## WORK TO DO:
Write out the entire listing below exactly, with the pictures left out.

Records
______

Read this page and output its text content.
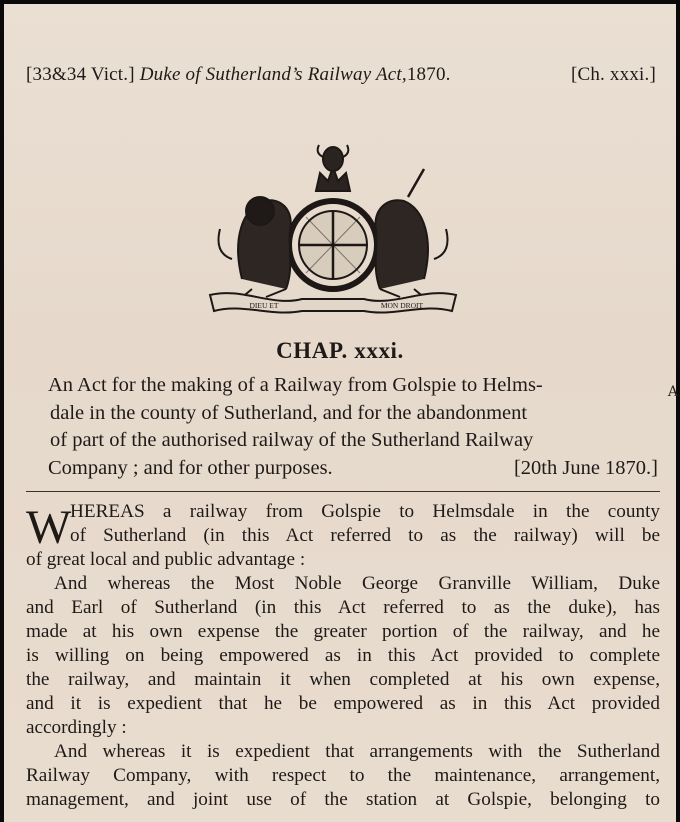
[33&34 Vict.] Duke of Sutherland’s Railway Act,1870.	[Ch. xxxi.]
DIEU ET	MON DROIT
CHAP. xxxi.
An Act for the making of a Railway from Golspie to Helms-
dale in the county of Sutherland, and for the abandonment
of part of the authorised railway of the Sutherland Railway
Company ; and for other purposes.	[20th June 1870.]
A
W
HEREAS a railway from Golspie to Helmsdale in the county
of Sutherland (in this Act referred to as the railway) will be
of great local and public advantage :
And whereas the Most Noble George Granville William, Duke
and Earl of Sutherland (in this Act referred to as the duke), has
made at his own expense the greater portion of the railway, and he
is willing on being empowered as in this Act provided to complete
the railway, and maintain it when completed at his own expense,
and it is expedient that he be empowered as in this Act provided
accordingly :
And whereas it is expedient that arrangements with the Sutherland
Railway Company, with respect to the maintenance, arrangement,
management, and joint use of the station at Golspie, belonging to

______

## RESPONSE FOR THIS EXERCISE:
Read this page and output its text content.
[33&34 Vict.] Duke of Sutherland’s Railway Act,1870.	[Ch. xxxi.]
DIEU ET	MON DROIT
CHAP. xxxi.
An Act for the making of a Railway from Golspie to Helms-
dale in the county of Sutherland, and for the abandonment
of part of the authorised railway of the Sutherland Railway
Company ; and for other purposes.	[20th June 1870.]
A
W
HEREAS a railway from Golspie to Helmsdale in the county
of Sutherland (in this Act referred to as the railway) will be
of great local and public advantage :
And whereas the Most Noble George Granville William, Duke
and Earl of Sutherland (in this Act referred to as the duke), has
made at his own expense the greater portion of the railway, and he
is willing on being empowered as in this Act provided to complete
the railway, and maintain it when completed at his own expense,
and it is expedient that he be empowered as in this Act provided
accordingly :
And whereas it is expedient that arrangements with the Sutherland
Railway Company, with respect to the maintenance, arrangement,
management, and joint use of the station at Golspie, belonging to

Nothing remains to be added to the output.